--- START DATASET RECORDS ---

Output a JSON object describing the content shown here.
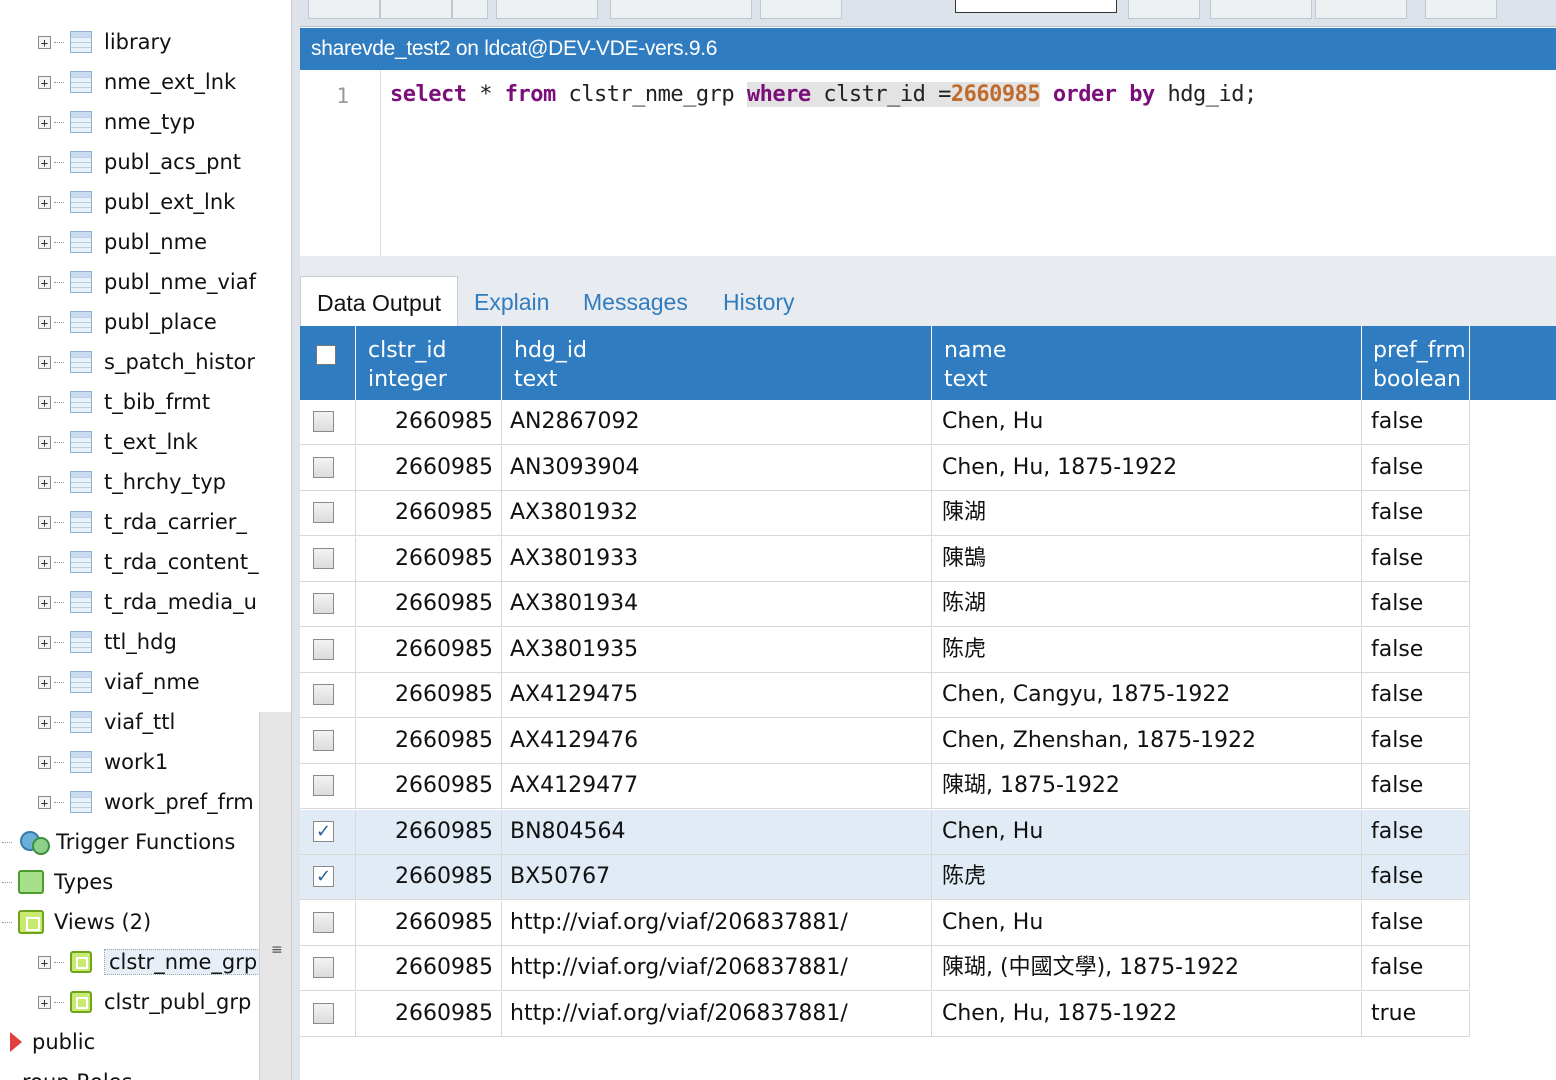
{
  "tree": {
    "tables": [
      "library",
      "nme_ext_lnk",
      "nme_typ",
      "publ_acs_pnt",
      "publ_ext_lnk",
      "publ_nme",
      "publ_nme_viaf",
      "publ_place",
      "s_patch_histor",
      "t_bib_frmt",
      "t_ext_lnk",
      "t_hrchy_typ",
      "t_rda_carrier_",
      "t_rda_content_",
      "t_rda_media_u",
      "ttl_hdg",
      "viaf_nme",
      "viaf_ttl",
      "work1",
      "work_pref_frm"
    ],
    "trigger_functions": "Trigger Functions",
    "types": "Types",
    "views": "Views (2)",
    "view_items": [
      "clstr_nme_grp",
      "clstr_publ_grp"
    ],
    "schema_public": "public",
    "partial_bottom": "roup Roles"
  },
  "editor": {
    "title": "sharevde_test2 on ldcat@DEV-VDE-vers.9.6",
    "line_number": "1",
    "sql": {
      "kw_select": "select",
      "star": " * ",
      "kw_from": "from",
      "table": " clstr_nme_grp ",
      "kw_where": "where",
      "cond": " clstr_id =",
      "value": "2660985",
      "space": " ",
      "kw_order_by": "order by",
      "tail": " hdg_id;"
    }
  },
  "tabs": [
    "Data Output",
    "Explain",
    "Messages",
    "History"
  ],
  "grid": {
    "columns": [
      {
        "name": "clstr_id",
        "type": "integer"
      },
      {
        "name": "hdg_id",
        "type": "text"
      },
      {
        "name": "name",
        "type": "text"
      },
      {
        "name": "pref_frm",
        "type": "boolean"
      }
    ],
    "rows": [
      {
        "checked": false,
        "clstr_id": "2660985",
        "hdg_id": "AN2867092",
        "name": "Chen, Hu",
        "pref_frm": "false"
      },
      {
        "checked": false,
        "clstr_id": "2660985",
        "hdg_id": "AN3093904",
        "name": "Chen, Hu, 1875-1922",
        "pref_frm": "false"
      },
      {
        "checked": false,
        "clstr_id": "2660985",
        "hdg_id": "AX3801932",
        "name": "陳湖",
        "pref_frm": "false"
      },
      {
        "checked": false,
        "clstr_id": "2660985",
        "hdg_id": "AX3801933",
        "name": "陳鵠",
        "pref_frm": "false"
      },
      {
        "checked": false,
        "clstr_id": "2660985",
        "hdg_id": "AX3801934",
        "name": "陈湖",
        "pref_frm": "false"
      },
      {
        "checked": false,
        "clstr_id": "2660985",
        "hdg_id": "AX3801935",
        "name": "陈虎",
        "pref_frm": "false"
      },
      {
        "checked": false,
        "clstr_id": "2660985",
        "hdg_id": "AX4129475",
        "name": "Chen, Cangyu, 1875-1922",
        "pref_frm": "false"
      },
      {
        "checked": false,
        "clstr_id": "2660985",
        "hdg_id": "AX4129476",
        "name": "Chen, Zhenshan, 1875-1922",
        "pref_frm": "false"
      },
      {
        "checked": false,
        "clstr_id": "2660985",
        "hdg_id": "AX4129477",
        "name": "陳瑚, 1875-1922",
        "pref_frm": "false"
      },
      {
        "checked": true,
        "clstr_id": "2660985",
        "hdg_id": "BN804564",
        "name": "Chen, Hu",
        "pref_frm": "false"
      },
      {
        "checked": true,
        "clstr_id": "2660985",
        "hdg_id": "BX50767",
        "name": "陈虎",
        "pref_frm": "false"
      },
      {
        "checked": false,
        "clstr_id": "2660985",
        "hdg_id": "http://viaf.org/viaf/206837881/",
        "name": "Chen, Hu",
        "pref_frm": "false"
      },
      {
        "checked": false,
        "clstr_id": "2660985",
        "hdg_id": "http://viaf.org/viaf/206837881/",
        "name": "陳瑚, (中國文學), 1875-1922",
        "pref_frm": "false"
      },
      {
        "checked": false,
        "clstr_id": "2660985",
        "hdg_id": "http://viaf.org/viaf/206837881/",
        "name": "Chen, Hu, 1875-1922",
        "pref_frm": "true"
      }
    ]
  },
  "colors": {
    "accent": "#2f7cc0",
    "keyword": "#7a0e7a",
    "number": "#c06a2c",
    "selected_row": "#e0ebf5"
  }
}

--- END DATASET RECORDS ---
--- START DATASET RECORDS ---

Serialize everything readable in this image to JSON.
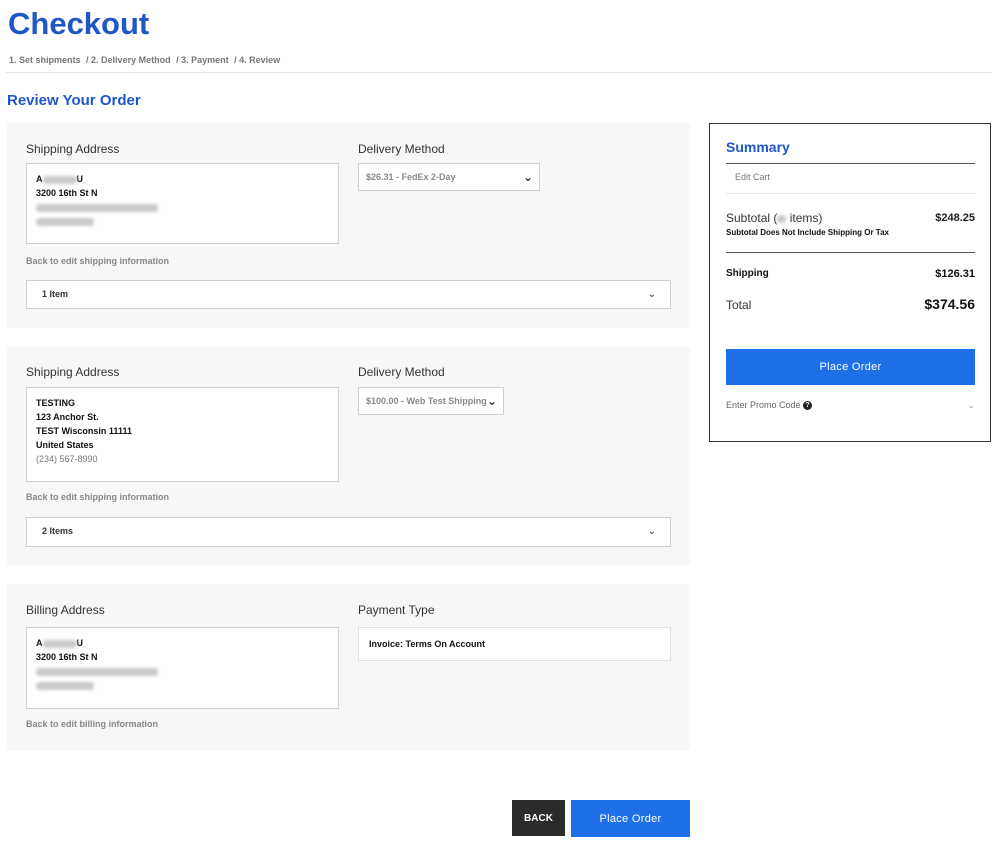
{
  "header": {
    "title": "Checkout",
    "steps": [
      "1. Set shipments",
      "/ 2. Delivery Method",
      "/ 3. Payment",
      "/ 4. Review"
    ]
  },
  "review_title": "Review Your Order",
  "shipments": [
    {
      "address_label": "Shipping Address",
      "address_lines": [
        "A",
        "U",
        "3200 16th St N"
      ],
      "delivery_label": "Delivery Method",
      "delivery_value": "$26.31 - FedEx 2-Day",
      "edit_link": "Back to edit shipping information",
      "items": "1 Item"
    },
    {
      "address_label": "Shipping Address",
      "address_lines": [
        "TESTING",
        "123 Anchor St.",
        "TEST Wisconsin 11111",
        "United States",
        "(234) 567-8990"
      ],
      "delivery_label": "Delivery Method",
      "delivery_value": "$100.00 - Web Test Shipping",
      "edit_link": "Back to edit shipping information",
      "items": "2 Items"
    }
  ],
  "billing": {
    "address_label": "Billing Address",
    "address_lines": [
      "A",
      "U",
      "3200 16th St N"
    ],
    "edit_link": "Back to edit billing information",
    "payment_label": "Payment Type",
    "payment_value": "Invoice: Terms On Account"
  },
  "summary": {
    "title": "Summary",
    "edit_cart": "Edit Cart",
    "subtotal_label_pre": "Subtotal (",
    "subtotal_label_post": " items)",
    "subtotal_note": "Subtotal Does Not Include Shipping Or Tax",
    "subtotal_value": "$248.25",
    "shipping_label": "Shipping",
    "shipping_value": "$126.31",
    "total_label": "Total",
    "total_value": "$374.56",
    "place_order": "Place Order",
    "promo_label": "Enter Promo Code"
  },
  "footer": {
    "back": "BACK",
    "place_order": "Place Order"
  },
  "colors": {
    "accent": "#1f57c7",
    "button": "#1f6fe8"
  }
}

--- END DATASET RECORDS ---

**WHAT IS REQUIRED:** Identify all lines in the records above with the word "JSON".

**OUTPUT:**
Output a JSON object describing the content shown here.
Serialize everything readable in this image to JSON.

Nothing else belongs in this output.